◆ What is being asked ◆
Transcribe only the stretch of lines that opens with the line containing "Extract the structured" and closes with the last line of the listing, skipping pictures.

--- Material for this task ---

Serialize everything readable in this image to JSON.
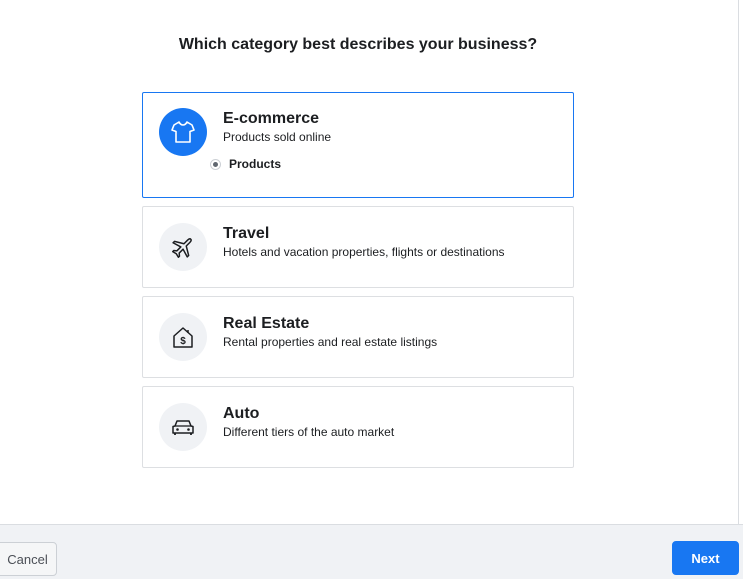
{
  "title": "Which category best describes your business?",
  "categories": [
    {
      "title": "E-commerce",
      "description": "Products sold online",
      "icon": "tshirt-icon",
      "selected": true,
      "sub_option": "Products"
    },
    {
      "title": "Travel",
      "description": "Hotels and vacation properties, flights or destinations",
      "icon": "airplane-icon",
      "selected": false
    },
    {
      "title": "Real Estate",
      "description": "Rental properties and real estate listings",
      "icon": "house-dollar-icon",
      "selected": false
    },
    {
      "title": "Auto",
      "description": "Different tiers of the auto market",
      "icon": "car-icon",
      "selected": false
    }
  ],
  "footer": {
    "cancel_label": "Cancel",
    "next_label": "Next"
  },
  "colors": {
    "accent": "#1877f2",
    "icon_bg": "#f0f2f5",
    "border": "#dddfe2"
  }
}
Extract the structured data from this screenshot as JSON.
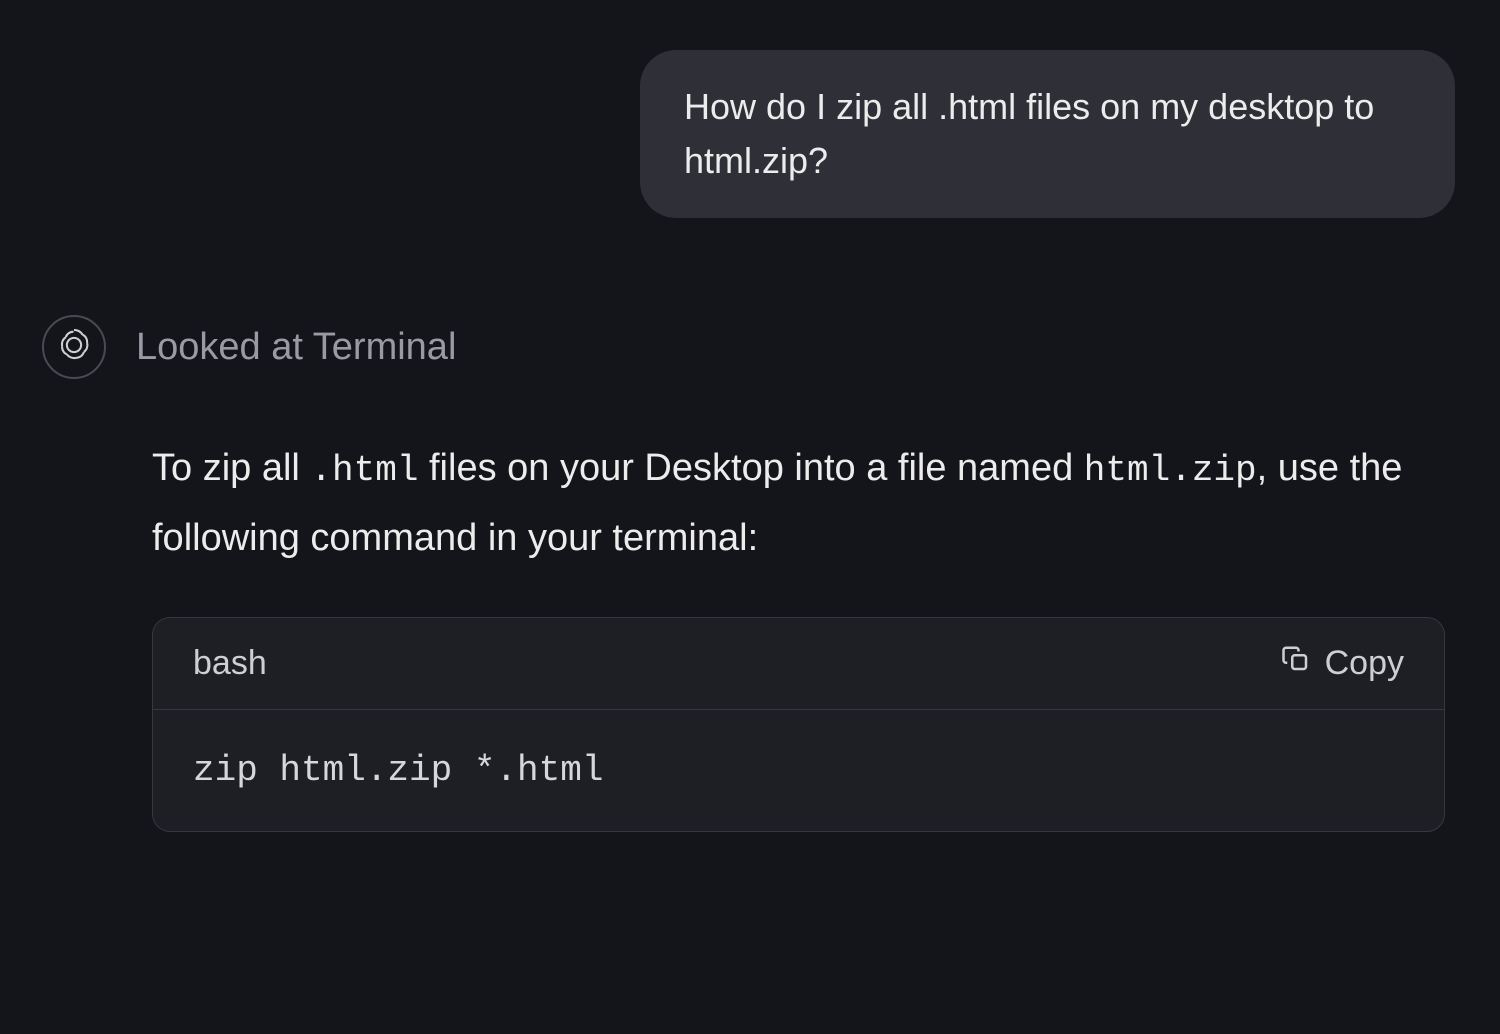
{
  "user_message": "How do I zip all .html files on my desktop to html.zip?",
  "assistant": {
    "status": "Looked at Terminal",
    "response_before_code1": "To zip all ",
    "response_code1": ".html",
    "response_mid": " files on your Desktop into a file named ",
    "response_code2": "html.zip",
    "response_after": ", use the following command in your terminal:"
  },
  "code_block": {
    "language": "bash",
    "copy_label": "Copy",
    "code": "zip html.zip *.html"
  }
}
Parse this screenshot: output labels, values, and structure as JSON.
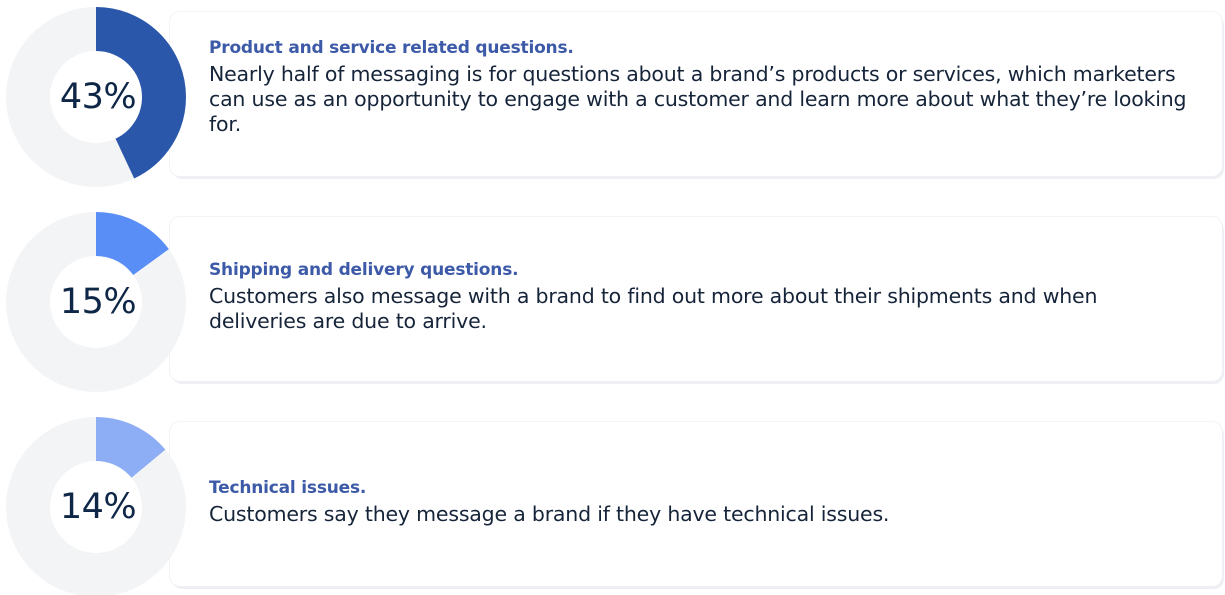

---

◆ Problem solution ◆
Extract the structured data from this screenshot as JSON.
{
  "user_message": "How do I zip all .html files on my desktop to html.zip?",
  "assistant": {
    "status": "Looked at Terminal",
    "response_before_code1": "To zip all ",
    "response_code1": ".html",
    "response_mid": " files on your Desktop into a file named ",
    "response_code2": "html.zip",
    "response_after": ", use the following command in your terminal:"
  },
  "code_block": {
    "language": "bash",
    "copy_label": "Copy",
    "code": "zip html.zip *.html"
  }
}
Parse this screenshot: output labels, values, and structure as JSON.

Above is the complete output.